Request: Rewrite every one of the records below, replacing "elements" with "items" wherever it occurs and leaving all other text unchanged. Omit the pictures from your answer.

Input for this task:

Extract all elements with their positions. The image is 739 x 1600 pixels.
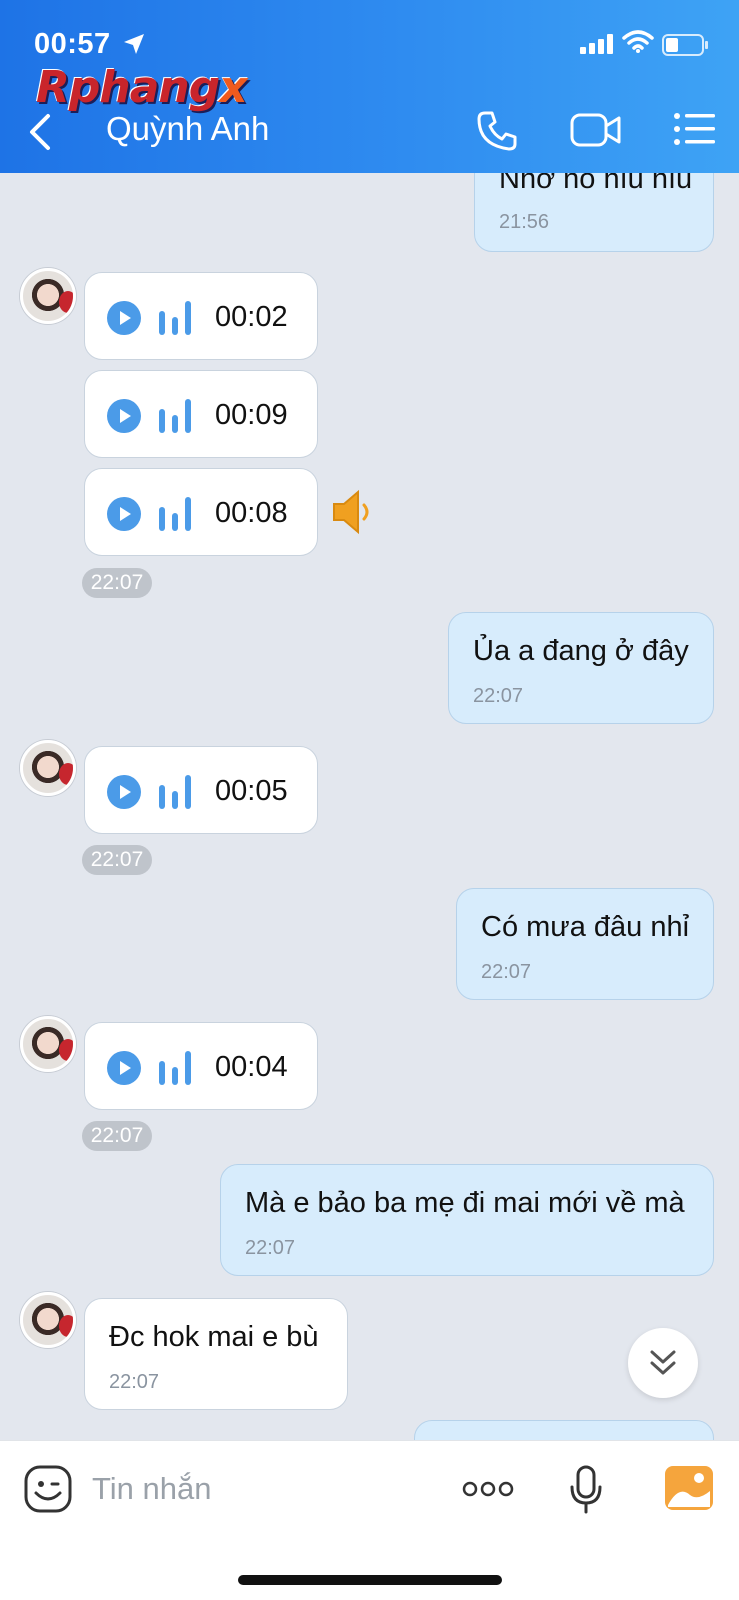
voice-message[interactable]: 00:09 — [84, 370, 318, 458]
play-icon[interactable] — [107, 399, 141, 433]
audio-waveform-icon — [159, 399, 191, 433]
voice-duration: 00:08 — [215, 497, 288, 529]
message-time: 22:07 — [245, 1237, 296, 1259]
message-outgoing[interactable]: Mà e bảo ba mẹ đi mai mới về mà 22:07 — [220, 1164, 714, 1276]
message-text: Đc hok mai e bù — [109, 1321, 319, 1353]
message-time: 22:07 — [109, 1371, 160, 1393]
audio-waveform-icon — [159, 1051, 191, 1085]
app-header: 00:57 Rphangx Quỳnh Anh — [0, 0, 739, 173]
voice-duration: 00:05 — [215, 775, 288, 807]
message-outgoing[interactable]: Có mưa đâu nhỉ 22:07 — [456, 888, 714, 1000]
chat-title[interactable]: Quỳnh Anh — [106, 110, 269, 148]
video-call-icon[interactable] — [570, 112, 622, 148]
menu-list-icon[interactable] — [674, 112, 716, 146]
message-text: Mà e bảo ba mẹ đi mai mới về mà — [245, 1187, 685, 1219]
image-gallery-icon[interactable] — [664, 1465, 714, 1511]
message-time: 22:07 — [481, 961, 532, 983]
voice-message[interactable]: 00:04 — [84, 1022, 318, 1110]
battery-icon — [662, 34, 708, 56]
double-chevron-down-icon — [650, 1350, 676, 1375]
play-icon[interactable] — [107, 775, 141, 809]
voice-message[interactable]: 00:08 — [84, 468, 318, 556]
time-chip: 22:07 — [82, 568, 152, 598]
voice-duration: 00:09 — [215, 399, 288, 431]
message-text: Ủa a đang ở đây — [473, 635, 689, 667]
message-incoming[interactable]: Đc hok mai e bù 22:07 — [84, 1298, 348, 1410]
watermark-logo: Rphangx — [36, 62, 248, 113]
message-text: Có mưa đâu nhỉ — [481, 911, 690, 943]
message-outgoing[interactable]: Ủa a đang ở đây 22:07 — [448, 612, 714, 724]
voice-message[interactable]: 00:02 — [84, 272, 318, 360]
chat-area[interactable]: Nhớ nó hìu hìu 21:56 00:02 00:09 00:08 2… — [0, 0, 739, 1440]
audio-waveform-icon — [159, 775, 191, 809]
contact-avatar[interactable] — [20, 268, 76, 324]
signal-icon — [580, 34, 613, 54]
audio-waveform-icon — [159, 497, 191, 531]
scroll-to-bottom-button[interactable] — [628, 1328, 698, 1398]
microphone-icon[interactable] — [568, 1465, 604, 1515]
play-icon[interactable] — [107, 1051, 141, 1085]
time-chip: 22:07 — [82, 1121, 152, 1151]
voice-message[interactable]: 00:05 — [84, 746, 318, 834]
voice-duration: 00:04 — [215, 1051, 288, 1083]
time-chip: 22:07 — [82, 845, 152, 875]
wifi-icon — [622, 30, 654, 53]
contact-avatar[interactable] — [20, 740, 76, 796]
message-time: 22:07 — [473, 685, 524, 707]
sticker-emoji-icon[interactable] — [24, 1465, 72, 1513]
more-options-icon[interactable] — [462, 1481, 514, 1497]
home-indicator[interactable] — [238, 1575, 502, 1585]
speaker-icon[interactable] — [330, 488, 376, 536]
message-input[interactable] — [92, 1463, 422, 1515]
voice-duration: 00:02 — [215, 301, 288, 333]
play-icon[interactable] — [107, 497, 141, 531]
play-icon[interactable] — [107, 301, 141, 335]
location-arrow-icon — [124, 34, 144, 54]
message-time: 21:56 — [499, 211, 550, 233]
message-outgoing[interactable] — [414, 1420, 714, 1440]
phone-call-icon[interactable] — [476, 110, 518, 152]
contact-avatar[interactable] — [20, 1016, 76, 1072]
back-arrow-icon[interactable] — [26, 112, 54, 152]
audio-waveform-icon — [159, 301, 191, 335]
message-input-bar — [0, 1440, 739, 1600]
contact-avatar[interactable] — [20, 1292, 76, 1348]
status-time: 00:57 — [34, 28, 111, 60]
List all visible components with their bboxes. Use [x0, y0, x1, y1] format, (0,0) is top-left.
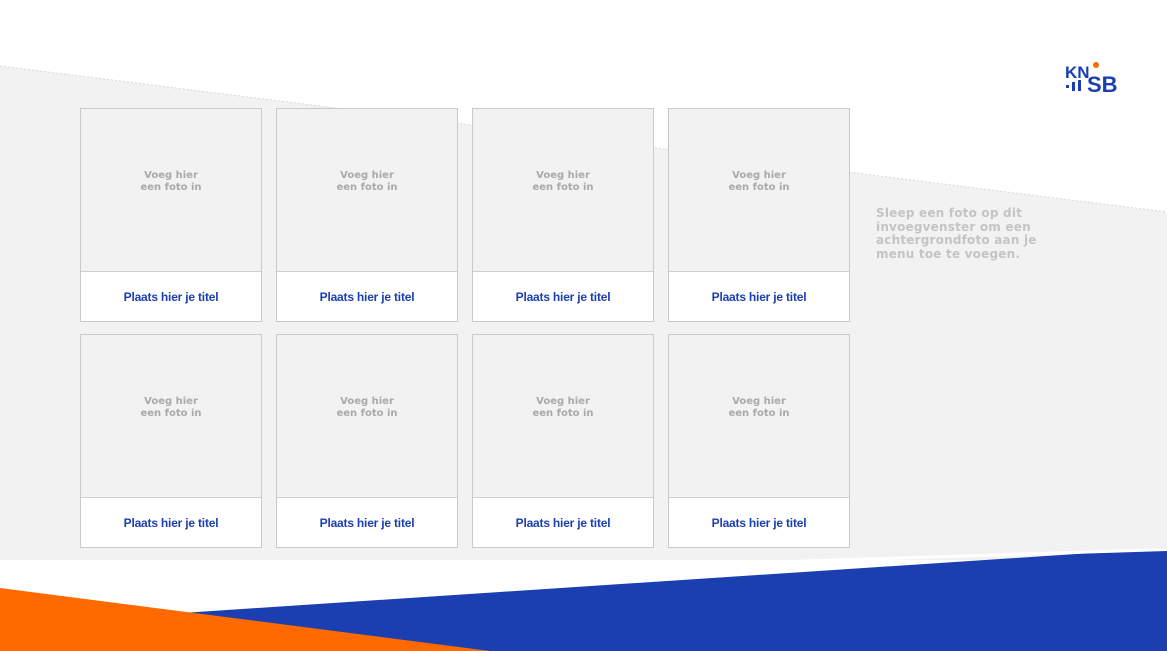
title-placeholder[interactable]: Plaats hier je titel [277, 272, 457, 321]
menu-tile: Voeg hier een foto in Plaats hier je tit… [276, 334, 458, 548]
title-placeholder[interactable]: Plaats hier je titel [277, 498, 457, 547]
svg-text:SB: SB [1087, 72, 1118, 97]
tile-title: Plaats hier je titel [319, 289, 415, 304]
photo-placeholder[interactable]: Voeg hier een foto in [669, 335, 849, 498]
photo-placeholder-label: Voeg hier een foto in [140, 170, 202, 193]
menu-tile: Voeg hier een foto in Plaats hier je tit… [472, 108, 654, 322]
photo-placeholder[interactable]: Voeg hier een foto in [669, 109, 849, 272]
menu-tile: Voeg hier een foto in Plaats hier je tit… [668, 108, 850, 322]
background-photo-placeholder[interactable]: Sleep een foto op dit invoegvenster om e… [876, 206, 1076, 261]
knsb-logo-icon: KN SB [1065, 62, 1118, 97]
photo-placeholder[interactable]: Voeg hier een foto in [473, 335, 653, 498]
photo-placeholder-label: Voeg hier een foto in [532, 396, 594, 419]
photo-placeholder-label: Voeg hier een foto in [728, 396, 790, 419]
photo-placeholder-label: Voeg hier een foto in [336, 396, 398, 419]
tile-title: Plaats hier je titel [711, 289, 807, 304]
photo-placeholder[interactable]: Voeg hier een foto in [277, 109, 457, 272]
menu-tile: Voeg hier een foto in Plaats hier je tit… [668, 334, 850, 548]
knsb-logo: KN SB [1063, 58, 1135, 98]
title-placeholder[interactable]: Plaats hier je titel [81, 498, 261, 547]
photo-placeholder-label: Voeg hier een foto in [532, 170, 594, 193]
photo-placeholder[interactable]: Voeg hier een foto in [277, 335, 457, 498]
photo-placeholder[interactable]: Voeg hier een foto in [81, 335, 261, 498]
title-placeholder[interactable]: Plaats hier je titel [473, 272, 653, 321]
menu-tile: Voeg hier een foto in Plaats hier je tit… [472, 334, 654, 548]
menu-tile-grid: Voeg hier een foto in Plaats hier je tit… [80, 108, 852, 550]
title-placeholder[interactable]: Plaats hier je titel [473, 498, 653, 547]
photo-placeholder-label: Voeg hier een foto in [728, 170, 790, 193]
menu-tile: Voeg hier een foto in Plaats hier je tit… [80, 108, 262, 322]
photo-placeholder-label: Voeg hier een foto in [336, 170, 398, 193]
svg-text:KN: KN [1065, 63, 1090, 82]
tile-title: Plaats hier je titel [319, 515, 415, 530]
title-placeholder[interactable]: Plaats hier je titel [81, 272, 261, 321]
tile-title: Plaats hier je titel [711, 515, 807, 530]
slide-canvas: KN SB Voeg hier een foto in Plaats hier … [0, 0, 1167, 651]
photo-placeholder[interactable]: Voeg hier een foto in [81, 109, 261, 272]
tile-title: Plaats hier je titel [515, 515, 611, 530]
menu-tile: Voeg hier een foto in Plaats hier je tit… [276, 108, 458, 322]
tile-title: Plaats hier je titel [515, 289, 611, 304]
tile-title: Plaats hier je titel [123, 289, 219, 304]
photo-placeholder-label: Voeg hier een foto in [140, 396, 202, 419]
tile-title: Plaats hier je titel [123, 515, 219, 530]
title-placeholder[interactable]: Plaats hier je titel [669, 272, 849, 321]
title-placeholder[interactable]: Plaats hier je titel [669, 498, 849, 547]
photo-placeholder[interactable]: Voeg hier een foto in [473, 109, 653, 272]
menu-tile: Voeg hier een foto in Plaats hier je tit… [80, 334, 262, 548]
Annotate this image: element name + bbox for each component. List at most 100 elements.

Exercise response:
Extract all items with their positions. The image is 739 x 1600 pixels.
voice-message[interactable]: 00:09 — [84, 370, 318, 458]
play-icon[interactable] — [107, 399, 141, 433]
audio-waveform-icon — [159, 399, 191, 433]
voice-duration: 00:08 — [215, 497, 288, 529]
message-time: 22:07 — [245, 1237, 296, 1259]
message-outgoing[interactable]: Mà e bảo ba mẹ đi mai mới về mà 22:07 — [220, 1164, 714, 1276]
message-text: Đc hok mai e bù — [109, 1321, 319, 1353]
message-time: 22:07 — [109, 1371, 160, 1393]
audio-waveform-icon — [159, 1051, 191, 1085]
app-header: 00:57 Rphangx Quỳnh Anh — [0, 0, 739, 173]
voice-duration: 00:05 — [215, 775, 288, 807]
message-outgoing[interactable]: Có mưa đâu nhỉ 22:07 — [456, 888, 714, 1000]
chat-title[interactable]: Quỳnh Anh — [106, 110, 269, 148]
video-call-icon[interactable] — [570, 112, 622, 148]
menu-list-icon[interactable] — [674, 112, 716, 146]
message-text: Mà e bảo ba mẹ đi mai mới về mà — [245, 1187, 685, 1219]
image-gallery-icon[interactable] — [664, 1465, 714, 1511]
message-time: 22:07 — [481, 961, 532, 983]
voice-message[interactable]: 00:04 — [84, 1022, 318, 1110]
battery-icon — [662, 34, 708, 56]
double-chevron-down-icon — [650, 1350, 676, 1375]
play-icon[interactable] — [107, 775, 141, 809]
voice-message[interactable]: 00:08 — [84, 468, 318, 556]
time-chip: 22:07 — [82, 568, 152, 598]
voice-duration: 00:09 — [215, 399, 288, 431]
message-text: Ủa a đang ở đây — [473, 635, 689, 667]
message-incoming[interactable]: Đc hok mai e bù 22:07 — [84, 1298, 348, 1410]
watermark-logo: Rphangx — [36, 62, 248, 113]
message-text: Có mưa đâu nhỉ — [481, 911, 690, 943]
message-outgoing[interactable]: Ủa a đang ở đây 22:07 — [448, 612, 714, 724]
voice-message[interactable]: 00:02 — [84, 272, 318, 360]
chat-area[interactable]: Nhớ nó hìu hìu 21:56 00:02 00:09 00:08 2… — [0, 0, 739, 1440]
audio-waveform-icon — [159, 775, 191, 809]
contact-avatar[interactable] — [20, 268, 76, 324]
signal-icon — [580, 34, 613, 54]
audio-waveform-icon — [159, 497, 191, 531]
scroll-to-bottom-button[interactable] — [628, 1328, 698, 1398]
microphone-icon[interactable] — [568, 1465, 604, 1515]
play-icon[interactable] — [107, 1051, 141, 1085]
time-chip: 22:07 — [82, 1121, 152, 1151]
voice-message[interactable]: 00:05 — [84, 746, 318, 834]
voice-duration: 00:04 — [215, 1051, 288, 1083]
time-chip: 22:07 — [82, 845, 152, 875]
wifi-icon — [622, 30, 654, 53]
contact-avatar[interactable] — [20, 740, 76, 796]
message-time: 22:07 — [473, 685, 524, 707]
sticker-emoji-icon[interactable] — [24, 1465, 72, 1513]
more-options-icon[interactable] — [462, 1481, 514, 1497]
home-indicator[interactable] — [238, 1575, 502, 1585]
speaker-icon[interactable] — [330, 488, 376, 536]
message-input[interactable] — [92, 1463, 422, 1515]
voice-duration: 00:02 — [215, 301, 288, 333]
play-icon[interactable] — [107, 497, 141, 531]
play-icon[interactable] — [107, 301, 141, 335]
location-arrow-icon — [124, 34, 144, 54]
message-time: 21:56 — [499, 211, 550, 233]
message-outgoing[interactable] — [414, 1420, 714, 1440]
phone-call-icon[interactable] — [476, 110, 518, 152]
contact-avatar[interactable] — [20, 1016, 76, 1072]
back-arrow-icon[interactable] — [26, 112, 54, 152]
audio-waveform-icon — [159, 301, 191, 335]
message-input-bar — [0, 1440, 739, 1600]
contact-avatar[interactable] — [20, 1292, 76, 1348]
status-time: 00:57 — [34, 28, 111, 60]
List all visible components with their bboxes. Use [x0, y0, x1, y1] format, (0,0) is top-left.
title-placeholder[interactable]: Plaats hier je titel [277, 272, 457, 321]
menu-tile: Voeg hier een foto in Plaats hier je tit… [276, 334, 458, 548]
title-placeholder[interactable]: Plaats hier je titel [277, 498, 457, 547]
svg-text:SB: SB [1087, 72, 1118, 97]
tile-title: Plaats hier je titel [319, 289, 415, 304]
photo-placeholder[interactable]: Voeg hier een foto in [669, 335, 849, 498]
photo-placeholder-label: Voeg hier een foto in [140, 170, 202, 193]
menu-tile: Voeg hier een foto in Plaats hier je tit… [472, 108, 654, 322]
photo-placeholder[interactable]: Voeg hier een foto in [669, 109, 849, 272]
menu-tile: Voeg hier een foto in Plaats hier je tit… [668, 108, 850, 322]
background-photo-placeholder[interactable]: Sleep een foto op dit invoegvenster om e… [876, 206, 1076, 261]
knsb-logo-icon: KN SB [1065, 62, 1118, 97]
photo-placeholder[interactable]: Voeg hier een foto in [473, 335, 653, 498]
photo-placeholder-label: Voeg hier een foto in [532, 396, 594, 419]
photo-placeholder-label: Voeg hier een foto in [728, 396, 790, 419]
photo-placeholder-label: Voeg hier een foto in [336, 396, 398, 419]
tile-title: Plaats hier je titel [711, 289, 807, 304]
photo-placeholder[interactable]: Voeg hier een foto in [277, 109, 457, 272]
menu-tile: Voeg hier een foto in Plaats hier je tit… [668, 334, 850, 548]
knsb-logo: KN SB [1063, 58, 1135, 98]
title-placeholder[interactable]: Plaats hier je titel [81, 498, 261, 547]
photo-placeholder-label: Voeg hier een foto in [532, 170, 594, 193]
photo-placeholder[interactable]: Voeg hier een foto in [277, 335, 457, 498]
photo-placeholder[interactable]: Voeg hier een foto in [81, 335, 261, 498]
title-placeholder[interactable]: Plaats hier je titel [473, 272, 653, 321]
menu-tile: Voeg hier een foto in Plaats hier je tit… [472, 334, 654, 548]
menu-tile-grid: Voeg hier een foto in Plaats hier je tit… [80, 108, 852, 550]
title-placeholder[interactable]: Plaats hier je titel [473, 498, 653, 547]
photo-placeholder-label: Voeg hier een foto in [728, 170, 790, 193]
menu-tile: Voeg hier een foto in Plaats hier je tit… [80, 108, 262, 322]
photo-placeholder-label: Voeg hier een foto in [336, 170, 398, 193]
svg-text:KN: KN [1065, 63, 1090, 82]
tile-title: Plaats hier je titel [319, 515, 415, 530]
title-placeholder[interactable]: Plaats hier je titel [81, 272, 261, 321]
tile-title: Plaats hier je titel [711, 515, 807, 530]
slide-canvas: KN SB Voeg hier een foto in Plaats hier … [0, 0, 1167, 651]
photo-placeholder[interactable]: Voeg hier een foto in [81, 109, 261, 272]
tile-title: Plaats hier je titel [515, 515, 611, 530]
menu-tile: Voeg hier een foto in Plaats hier je tit… [276, 108, 458, 322]
tile-title: Plaats hier je titel [515, 289, 611, 304]
tile-title: Plaats hier je titel [123, 289, 219, 304]
photo-placeholder-label: Voeg hier een foto in [140, 396, 202, 419]
tile-title: Plaats hier je titel [123, 515, 219, 530]
title-placeholder[interactable]: Plaats hier je titel [669, 272, 849, 321]
title-placeholder[interactable]: Plaats hier je titel [669, 498, 849, 547]
photo-placeholder[interactable]: Voeg hier een foto in [473, 109, 653, 272]
menu-tile: Voeg hier een foto in Plaats hier je tit… [80, 334, 262, 548]
Annotate this image: element name + bbox for each component. List at most 100 items.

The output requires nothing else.